Der manipulierte Fingerabdruck und die Technik


Wie sicher sind Fingerabdrücke als Beweismittel im Zeitalter der virtuellen Welt? In einem Interview zu einem Tatort „Das verkaufte Lächeln“ in der FAZ „Hensel und Gretel verirrten sich im Netz“ wird diese Frage von einem Experten für IT-Forensik beantwortet. Erschreckende Realität!

„(…) Man kann einen Fingerabdruck zum Beispiel auch von einem Glas abfotografieren oder einscannen, entsprechend aufbereiten, mit Gelatine, Latexmilch oder Holzleim einen künstlichen Fingerabdruck erzeugen und so den Sensor für die Touch-Identifikation überlisten. Der Chaos Computer Club hat das an einem iPhone vorgeführt, das Ganze kann man sich in einem Internet-Video anschauen.

Alexander Geschonneck (Autor des Buchs „Computer Forensik“, Leiter der IT-Forensik bei der Wirtschaftsprüfungsgesellschaft KPMG) Zitat aus einem Interview in der FAZ vom 29.12.2014

Ist es auch möglich, an einem Tatort gefakte Fingerabdrücke zu hinterlassen?
Was wird aus der gerichtlichen Beweiskraft der biometrischen Merkmale?

GEGEBENE EINTRÄGE –
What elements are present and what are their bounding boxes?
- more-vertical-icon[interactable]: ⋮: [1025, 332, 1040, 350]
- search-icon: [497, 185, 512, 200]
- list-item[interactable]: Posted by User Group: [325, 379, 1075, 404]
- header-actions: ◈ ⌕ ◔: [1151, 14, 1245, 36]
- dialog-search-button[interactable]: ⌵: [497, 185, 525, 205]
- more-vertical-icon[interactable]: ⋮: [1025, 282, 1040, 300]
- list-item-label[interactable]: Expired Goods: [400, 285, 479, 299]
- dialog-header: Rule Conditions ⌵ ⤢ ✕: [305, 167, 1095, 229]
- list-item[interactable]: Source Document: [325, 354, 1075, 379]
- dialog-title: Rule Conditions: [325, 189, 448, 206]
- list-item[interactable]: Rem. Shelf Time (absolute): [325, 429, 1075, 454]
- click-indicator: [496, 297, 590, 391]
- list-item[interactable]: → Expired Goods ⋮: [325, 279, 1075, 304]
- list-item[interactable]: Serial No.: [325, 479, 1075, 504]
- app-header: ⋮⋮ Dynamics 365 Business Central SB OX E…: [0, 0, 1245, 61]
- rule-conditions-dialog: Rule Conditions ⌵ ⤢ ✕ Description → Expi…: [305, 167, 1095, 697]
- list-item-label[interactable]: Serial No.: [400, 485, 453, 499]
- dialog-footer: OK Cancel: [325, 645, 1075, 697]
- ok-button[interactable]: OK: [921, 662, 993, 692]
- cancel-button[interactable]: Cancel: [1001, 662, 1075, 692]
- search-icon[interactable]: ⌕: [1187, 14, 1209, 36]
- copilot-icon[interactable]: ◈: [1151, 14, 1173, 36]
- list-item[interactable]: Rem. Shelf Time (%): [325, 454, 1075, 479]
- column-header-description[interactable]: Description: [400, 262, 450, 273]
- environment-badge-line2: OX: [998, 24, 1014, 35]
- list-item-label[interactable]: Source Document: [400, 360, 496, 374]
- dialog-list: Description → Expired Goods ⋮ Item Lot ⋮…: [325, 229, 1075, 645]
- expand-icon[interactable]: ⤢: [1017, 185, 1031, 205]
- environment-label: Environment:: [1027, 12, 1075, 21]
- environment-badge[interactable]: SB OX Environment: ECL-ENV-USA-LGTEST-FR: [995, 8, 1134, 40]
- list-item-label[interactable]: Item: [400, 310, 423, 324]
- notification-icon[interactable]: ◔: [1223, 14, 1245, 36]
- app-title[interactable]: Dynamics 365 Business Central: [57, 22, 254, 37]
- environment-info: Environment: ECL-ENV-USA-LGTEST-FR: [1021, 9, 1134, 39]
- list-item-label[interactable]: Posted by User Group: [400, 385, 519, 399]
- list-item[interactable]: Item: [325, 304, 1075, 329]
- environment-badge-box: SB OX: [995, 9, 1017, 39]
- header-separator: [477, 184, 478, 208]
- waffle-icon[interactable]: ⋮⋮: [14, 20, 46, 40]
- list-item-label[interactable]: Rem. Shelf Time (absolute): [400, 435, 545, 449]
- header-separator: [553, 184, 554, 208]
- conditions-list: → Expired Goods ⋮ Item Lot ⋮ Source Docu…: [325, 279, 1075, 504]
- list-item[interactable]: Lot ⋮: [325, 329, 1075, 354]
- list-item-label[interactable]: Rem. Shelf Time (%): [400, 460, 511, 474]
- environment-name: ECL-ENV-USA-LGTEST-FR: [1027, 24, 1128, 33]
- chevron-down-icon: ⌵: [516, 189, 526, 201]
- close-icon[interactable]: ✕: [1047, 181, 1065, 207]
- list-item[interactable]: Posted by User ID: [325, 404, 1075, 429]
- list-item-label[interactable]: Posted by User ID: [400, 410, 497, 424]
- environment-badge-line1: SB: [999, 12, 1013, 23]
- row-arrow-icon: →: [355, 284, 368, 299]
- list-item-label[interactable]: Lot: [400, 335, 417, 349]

DEINE AUFGABE – Schreib den Text über manipulierte Fingerabdrücke zwischen „Der manipulierte Fingerabdruck“ und „einem Internet-Video anschauen.“ noch einmal ab, beide Stellen eingeschlossen. Tausch dabei „Glas“ gegen „Spiegel“ aus.

DEINE ANTWORT –
Der manipulierte Fingerabdruck und die Technik


Wie sicher sind Fingerabdrücke als Beweismittel im Zeitalter der virtuellen Welt? In einem Interview zu einem Tatort „Das verkaufte Lächeln“ in der FAZ „Hensel und Gretel verirrten sich im Netz“ wird diese Frage von einem Experten für IT-Forensik beantwortet. Erschreckende Realität!

„(…) Man kann einen Fingerabdruck zum Beispiel auch von einem Spiegel abfotografieren oder einscannen, entsprechend aufbereiten, mit Gelatine, Latexmilch oder Holzleim einen künstlichen Fingerabdruck erzeugen und so den Sensor für die Touch-Identifikation überlisten. Der Chaos Computer Club hat das an einem iPhone vorgeführt, das Ganze kann man sich in einem Internet-Video anschauen.